> DIRECTIVE: Search the records below for the word "North" and show every line where it occurs.
+++
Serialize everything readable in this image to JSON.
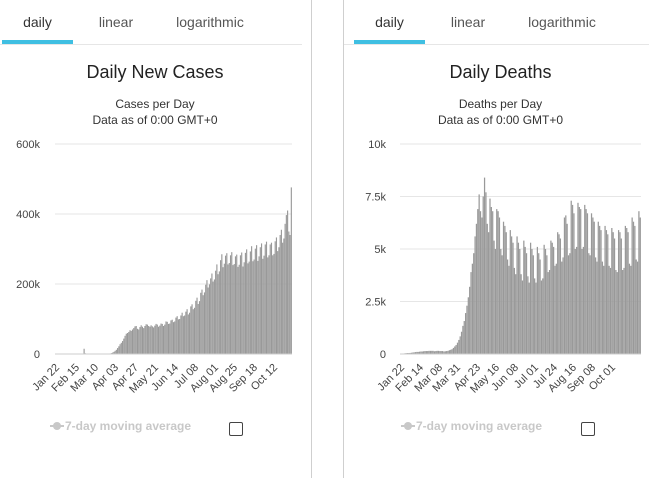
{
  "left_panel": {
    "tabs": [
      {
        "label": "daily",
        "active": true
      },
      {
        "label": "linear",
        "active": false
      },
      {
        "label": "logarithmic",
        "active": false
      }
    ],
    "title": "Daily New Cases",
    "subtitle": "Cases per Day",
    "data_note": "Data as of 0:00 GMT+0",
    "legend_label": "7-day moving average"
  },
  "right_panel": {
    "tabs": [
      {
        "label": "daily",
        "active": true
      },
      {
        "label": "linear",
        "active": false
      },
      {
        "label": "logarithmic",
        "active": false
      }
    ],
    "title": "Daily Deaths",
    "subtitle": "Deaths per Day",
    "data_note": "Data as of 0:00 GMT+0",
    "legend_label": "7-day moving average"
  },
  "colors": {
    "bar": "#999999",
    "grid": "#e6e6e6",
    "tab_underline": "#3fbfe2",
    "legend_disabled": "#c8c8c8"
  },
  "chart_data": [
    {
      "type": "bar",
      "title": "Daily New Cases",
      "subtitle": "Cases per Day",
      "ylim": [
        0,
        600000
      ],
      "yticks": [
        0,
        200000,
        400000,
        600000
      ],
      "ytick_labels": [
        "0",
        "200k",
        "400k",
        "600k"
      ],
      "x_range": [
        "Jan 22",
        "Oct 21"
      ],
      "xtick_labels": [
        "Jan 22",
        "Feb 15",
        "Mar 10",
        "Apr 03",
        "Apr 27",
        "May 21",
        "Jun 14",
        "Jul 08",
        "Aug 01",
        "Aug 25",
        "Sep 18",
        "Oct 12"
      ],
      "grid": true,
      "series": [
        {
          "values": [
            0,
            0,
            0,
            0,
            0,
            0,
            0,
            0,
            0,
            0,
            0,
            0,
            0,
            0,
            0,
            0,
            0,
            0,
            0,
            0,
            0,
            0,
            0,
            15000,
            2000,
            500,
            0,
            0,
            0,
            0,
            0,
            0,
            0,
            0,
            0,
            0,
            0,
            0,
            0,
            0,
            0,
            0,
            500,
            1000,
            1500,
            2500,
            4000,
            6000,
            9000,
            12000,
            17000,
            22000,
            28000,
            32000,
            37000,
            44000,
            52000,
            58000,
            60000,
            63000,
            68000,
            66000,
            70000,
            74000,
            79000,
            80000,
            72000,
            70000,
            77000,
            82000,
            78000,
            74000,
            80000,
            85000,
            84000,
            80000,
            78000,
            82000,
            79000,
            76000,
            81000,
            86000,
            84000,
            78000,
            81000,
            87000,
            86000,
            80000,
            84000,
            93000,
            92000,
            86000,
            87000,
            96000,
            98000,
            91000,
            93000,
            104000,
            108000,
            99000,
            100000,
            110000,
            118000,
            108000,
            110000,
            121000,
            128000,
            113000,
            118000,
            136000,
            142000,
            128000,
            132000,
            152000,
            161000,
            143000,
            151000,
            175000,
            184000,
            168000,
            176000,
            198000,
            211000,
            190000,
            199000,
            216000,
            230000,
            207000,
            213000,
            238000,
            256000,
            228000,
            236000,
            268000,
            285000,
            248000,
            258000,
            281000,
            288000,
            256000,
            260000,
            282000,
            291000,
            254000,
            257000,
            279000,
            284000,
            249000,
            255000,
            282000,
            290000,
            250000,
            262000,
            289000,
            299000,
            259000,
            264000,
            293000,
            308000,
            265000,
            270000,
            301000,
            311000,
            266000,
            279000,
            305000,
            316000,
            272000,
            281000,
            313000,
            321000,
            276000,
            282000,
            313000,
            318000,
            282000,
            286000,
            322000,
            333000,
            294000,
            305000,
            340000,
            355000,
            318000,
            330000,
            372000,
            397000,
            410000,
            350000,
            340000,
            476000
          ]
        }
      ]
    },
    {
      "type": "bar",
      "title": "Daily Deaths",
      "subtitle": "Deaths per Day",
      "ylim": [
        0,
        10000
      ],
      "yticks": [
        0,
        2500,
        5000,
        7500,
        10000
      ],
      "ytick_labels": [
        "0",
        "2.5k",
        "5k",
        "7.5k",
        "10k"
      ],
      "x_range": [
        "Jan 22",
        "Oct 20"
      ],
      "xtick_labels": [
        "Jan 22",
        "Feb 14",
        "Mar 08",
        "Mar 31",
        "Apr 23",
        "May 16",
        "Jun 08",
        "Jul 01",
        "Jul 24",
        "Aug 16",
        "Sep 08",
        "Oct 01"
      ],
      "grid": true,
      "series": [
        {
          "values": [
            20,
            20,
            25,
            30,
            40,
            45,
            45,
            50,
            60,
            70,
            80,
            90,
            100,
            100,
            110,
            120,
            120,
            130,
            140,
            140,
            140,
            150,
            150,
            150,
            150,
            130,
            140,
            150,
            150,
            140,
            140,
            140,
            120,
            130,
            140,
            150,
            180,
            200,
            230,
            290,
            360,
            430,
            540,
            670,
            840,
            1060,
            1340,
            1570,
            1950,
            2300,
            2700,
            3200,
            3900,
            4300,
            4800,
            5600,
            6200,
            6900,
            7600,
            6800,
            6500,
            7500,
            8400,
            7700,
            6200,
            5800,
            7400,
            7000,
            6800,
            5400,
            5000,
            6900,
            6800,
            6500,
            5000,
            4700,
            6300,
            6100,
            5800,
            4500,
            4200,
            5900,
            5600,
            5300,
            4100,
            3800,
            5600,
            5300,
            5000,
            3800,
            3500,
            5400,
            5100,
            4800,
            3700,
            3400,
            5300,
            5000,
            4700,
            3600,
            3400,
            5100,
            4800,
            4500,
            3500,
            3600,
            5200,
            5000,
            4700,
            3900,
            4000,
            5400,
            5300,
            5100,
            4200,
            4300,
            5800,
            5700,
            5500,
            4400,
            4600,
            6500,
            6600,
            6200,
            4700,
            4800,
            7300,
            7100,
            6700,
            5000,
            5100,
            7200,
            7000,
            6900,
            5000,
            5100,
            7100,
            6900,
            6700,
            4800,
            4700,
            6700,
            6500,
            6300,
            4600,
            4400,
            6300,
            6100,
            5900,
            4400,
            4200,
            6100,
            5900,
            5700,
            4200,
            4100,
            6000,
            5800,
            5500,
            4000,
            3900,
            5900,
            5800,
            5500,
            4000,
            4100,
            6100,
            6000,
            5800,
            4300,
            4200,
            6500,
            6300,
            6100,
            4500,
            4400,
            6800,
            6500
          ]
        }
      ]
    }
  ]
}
+++
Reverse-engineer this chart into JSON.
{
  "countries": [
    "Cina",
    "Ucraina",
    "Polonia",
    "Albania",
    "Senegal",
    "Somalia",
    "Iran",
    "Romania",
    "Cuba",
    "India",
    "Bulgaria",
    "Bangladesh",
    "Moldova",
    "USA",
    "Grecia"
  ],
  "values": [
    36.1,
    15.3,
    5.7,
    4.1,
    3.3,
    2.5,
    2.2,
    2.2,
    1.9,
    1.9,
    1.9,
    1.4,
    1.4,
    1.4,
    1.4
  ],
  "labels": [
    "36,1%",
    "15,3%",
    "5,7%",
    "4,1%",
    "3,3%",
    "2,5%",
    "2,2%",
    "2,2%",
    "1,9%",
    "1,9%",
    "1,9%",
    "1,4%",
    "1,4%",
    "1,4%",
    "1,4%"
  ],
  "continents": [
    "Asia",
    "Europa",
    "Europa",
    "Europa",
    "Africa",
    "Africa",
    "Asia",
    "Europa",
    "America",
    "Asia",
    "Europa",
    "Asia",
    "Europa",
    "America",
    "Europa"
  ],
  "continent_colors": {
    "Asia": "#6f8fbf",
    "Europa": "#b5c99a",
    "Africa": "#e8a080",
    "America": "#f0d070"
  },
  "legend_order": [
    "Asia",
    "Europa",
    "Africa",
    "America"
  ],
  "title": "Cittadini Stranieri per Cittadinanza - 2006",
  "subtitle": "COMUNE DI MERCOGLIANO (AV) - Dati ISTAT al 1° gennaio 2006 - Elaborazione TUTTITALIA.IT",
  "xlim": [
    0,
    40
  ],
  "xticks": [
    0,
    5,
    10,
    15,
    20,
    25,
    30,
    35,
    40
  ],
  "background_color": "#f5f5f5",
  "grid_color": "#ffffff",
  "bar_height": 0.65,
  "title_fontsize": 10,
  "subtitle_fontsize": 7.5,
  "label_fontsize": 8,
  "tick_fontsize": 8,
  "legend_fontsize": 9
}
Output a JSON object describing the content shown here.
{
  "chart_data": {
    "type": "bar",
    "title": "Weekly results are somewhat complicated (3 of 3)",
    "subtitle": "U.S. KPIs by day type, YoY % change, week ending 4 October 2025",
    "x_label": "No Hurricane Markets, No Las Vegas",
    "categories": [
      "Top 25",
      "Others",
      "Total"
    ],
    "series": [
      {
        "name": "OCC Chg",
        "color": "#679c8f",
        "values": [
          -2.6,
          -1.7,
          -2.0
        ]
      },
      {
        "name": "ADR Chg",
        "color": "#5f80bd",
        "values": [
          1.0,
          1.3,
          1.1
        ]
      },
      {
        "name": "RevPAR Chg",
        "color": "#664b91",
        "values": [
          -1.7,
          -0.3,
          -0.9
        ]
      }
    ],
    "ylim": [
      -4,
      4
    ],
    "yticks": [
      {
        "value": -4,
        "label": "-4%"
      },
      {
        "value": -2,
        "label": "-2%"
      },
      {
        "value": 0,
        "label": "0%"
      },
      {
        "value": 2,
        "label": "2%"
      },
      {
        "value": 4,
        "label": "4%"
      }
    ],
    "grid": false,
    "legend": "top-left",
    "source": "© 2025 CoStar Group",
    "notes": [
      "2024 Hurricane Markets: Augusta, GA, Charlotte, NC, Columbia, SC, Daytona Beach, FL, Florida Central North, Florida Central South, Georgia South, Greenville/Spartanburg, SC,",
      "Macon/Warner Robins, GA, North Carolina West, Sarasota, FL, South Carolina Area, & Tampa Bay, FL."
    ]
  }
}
+++
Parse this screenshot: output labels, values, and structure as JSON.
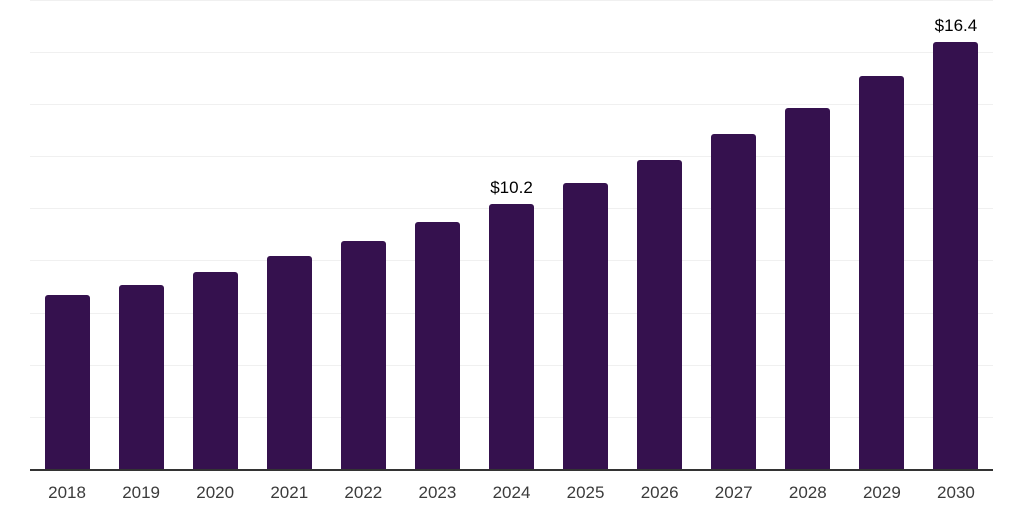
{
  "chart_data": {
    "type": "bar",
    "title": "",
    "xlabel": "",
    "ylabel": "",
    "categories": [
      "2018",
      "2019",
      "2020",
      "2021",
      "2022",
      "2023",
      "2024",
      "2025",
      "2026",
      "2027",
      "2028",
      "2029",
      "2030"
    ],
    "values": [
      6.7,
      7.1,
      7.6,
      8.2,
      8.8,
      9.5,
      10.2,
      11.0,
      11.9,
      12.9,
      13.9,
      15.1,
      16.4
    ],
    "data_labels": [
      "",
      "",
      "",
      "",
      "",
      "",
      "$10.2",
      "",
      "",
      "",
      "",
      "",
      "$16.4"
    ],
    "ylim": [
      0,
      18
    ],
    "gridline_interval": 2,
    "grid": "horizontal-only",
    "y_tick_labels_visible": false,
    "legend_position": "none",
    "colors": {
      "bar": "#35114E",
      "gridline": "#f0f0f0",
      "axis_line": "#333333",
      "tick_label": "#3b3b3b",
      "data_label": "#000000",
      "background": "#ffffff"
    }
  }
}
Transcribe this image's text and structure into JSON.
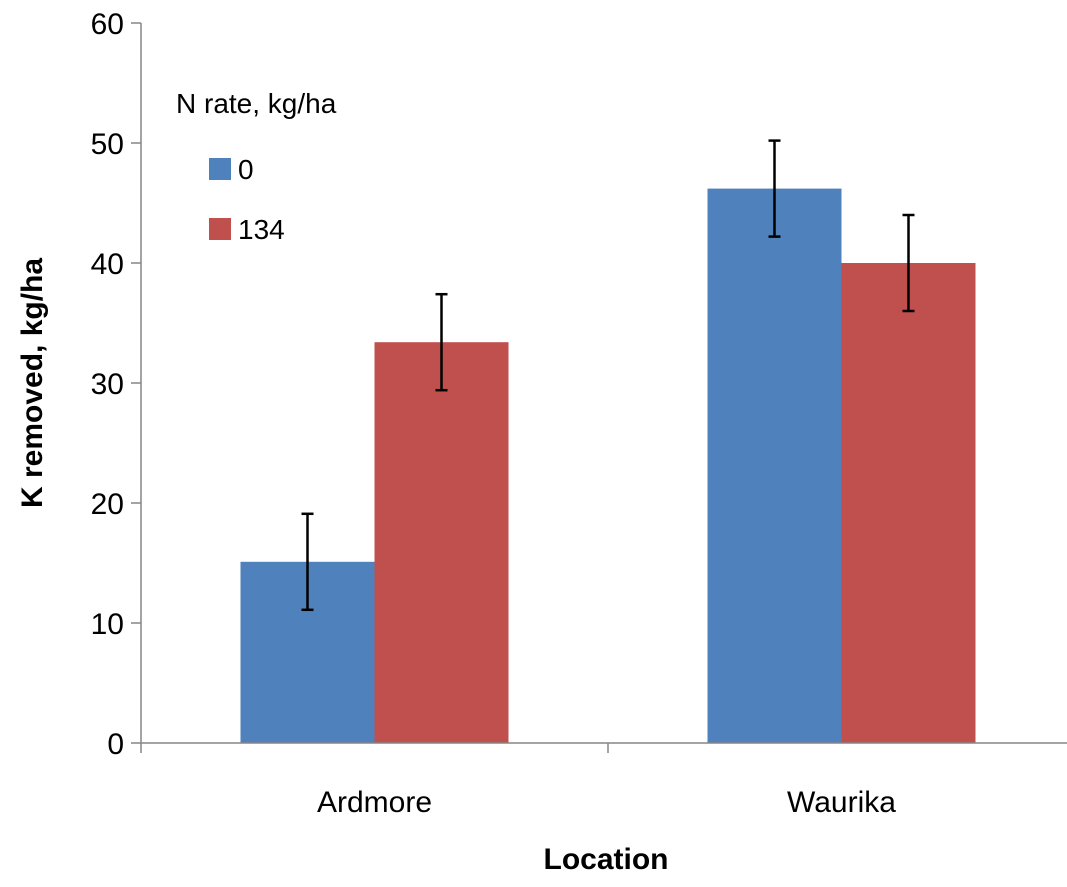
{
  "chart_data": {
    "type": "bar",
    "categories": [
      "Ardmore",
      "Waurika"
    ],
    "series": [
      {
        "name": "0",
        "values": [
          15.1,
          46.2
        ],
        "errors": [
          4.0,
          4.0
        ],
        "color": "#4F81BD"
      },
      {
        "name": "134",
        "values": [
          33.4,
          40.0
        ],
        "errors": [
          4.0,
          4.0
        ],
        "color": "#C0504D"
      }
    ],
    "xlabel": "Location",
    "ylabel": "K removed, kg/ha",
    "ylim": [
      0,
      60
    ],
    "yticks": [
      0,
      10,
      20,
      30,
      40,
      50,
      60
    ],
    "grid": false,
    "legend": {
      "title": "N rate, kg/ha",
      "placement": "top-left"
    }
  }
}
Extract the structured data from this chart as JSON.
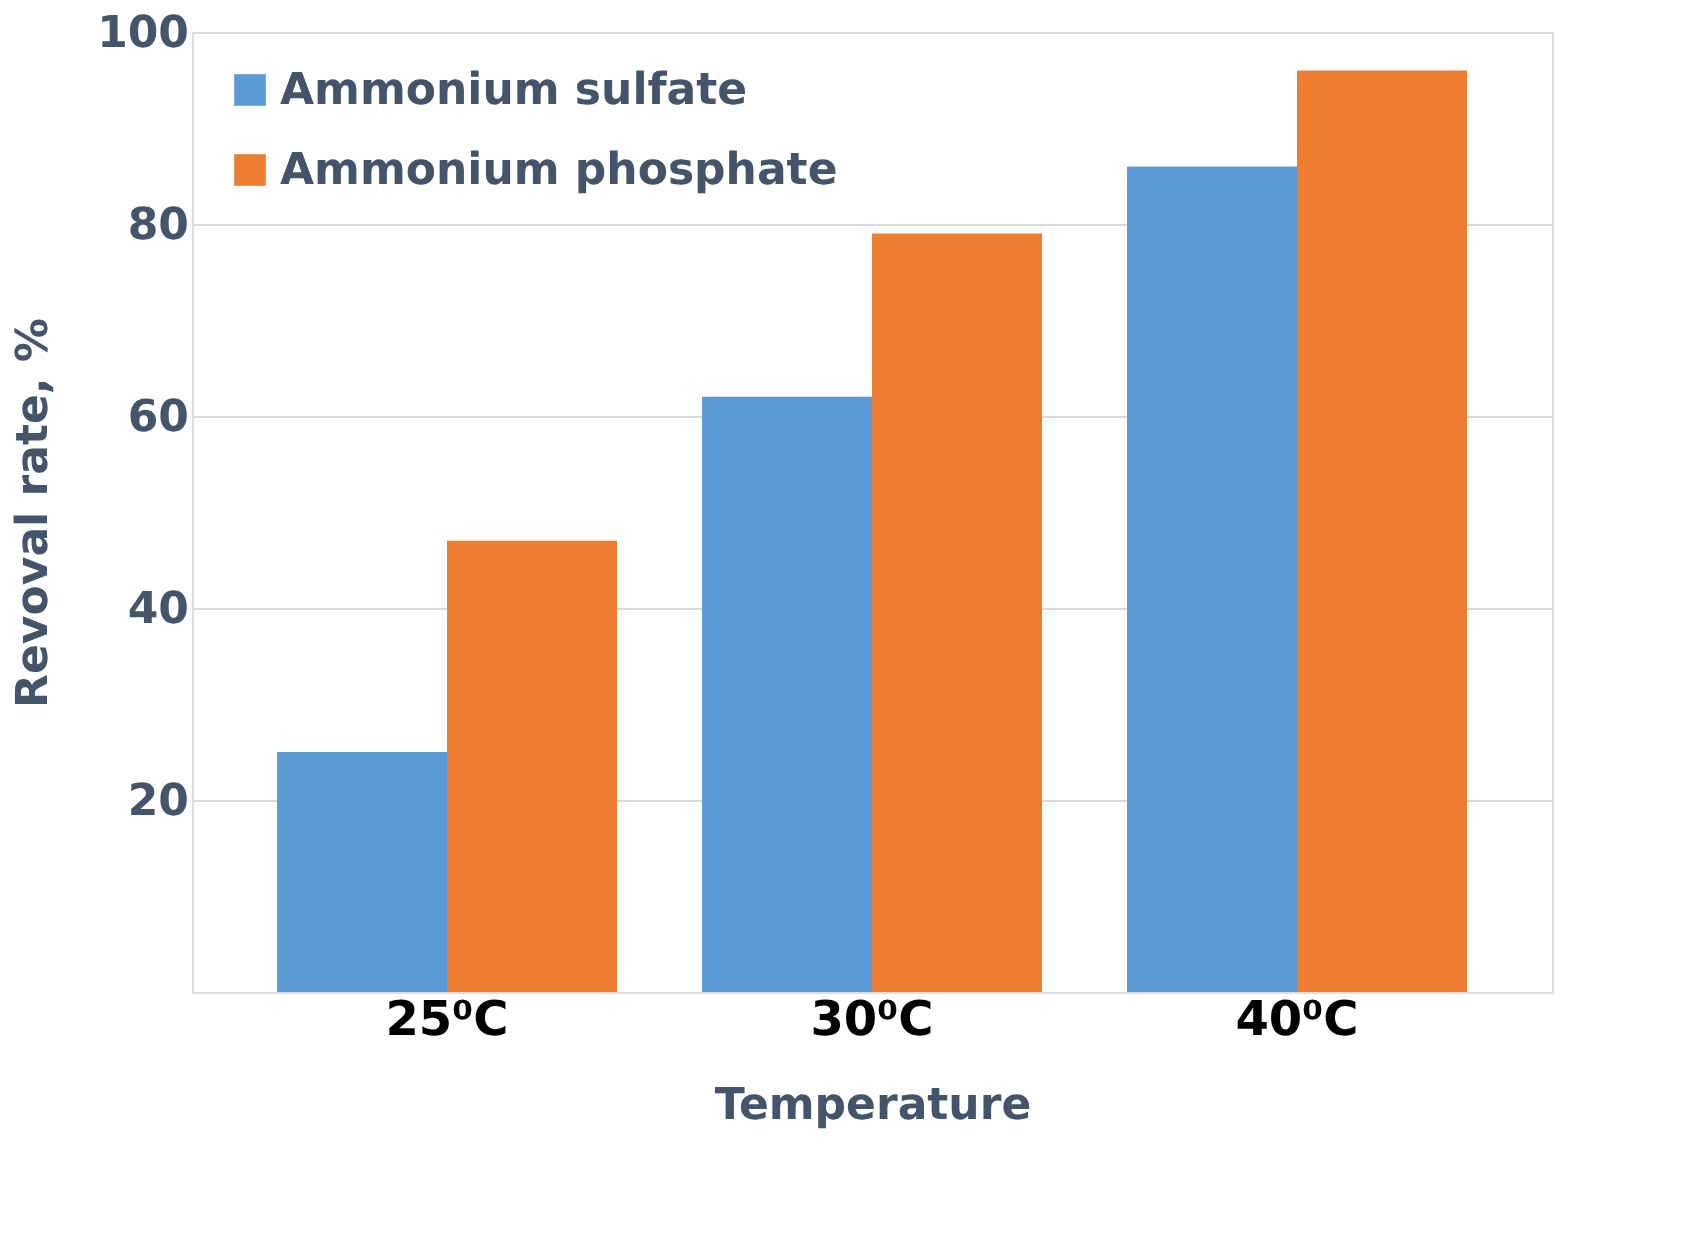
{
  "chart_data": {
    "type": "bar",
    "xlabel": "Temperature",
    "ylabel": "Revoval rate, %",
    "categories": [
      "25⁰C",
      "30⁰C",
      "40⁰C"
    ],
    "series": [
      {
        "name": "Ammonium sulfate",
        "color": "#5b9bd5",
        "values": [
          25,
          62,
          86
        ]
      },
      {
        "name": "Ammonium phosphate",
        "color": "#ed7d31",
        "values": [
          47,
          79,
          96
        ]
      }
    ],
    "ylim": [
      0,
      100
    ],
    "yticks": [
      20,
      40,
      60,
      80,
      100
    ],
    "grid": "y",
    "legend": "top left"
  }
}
+++
> ANSWER TO THIS TASK:
      "2024 Hurricane Markets: Augusta, GA, Charlotte, NC, Columbia, SC, Daytona Beach, FL, Florida Central North, Florida Central South, Georgia South, Greenville/Spartanburg, SC,",
      "Macon/Warner Robins, GA, North Carolina West, Sarasota, FL, South Carolina Area, & Tampa Bay, FL."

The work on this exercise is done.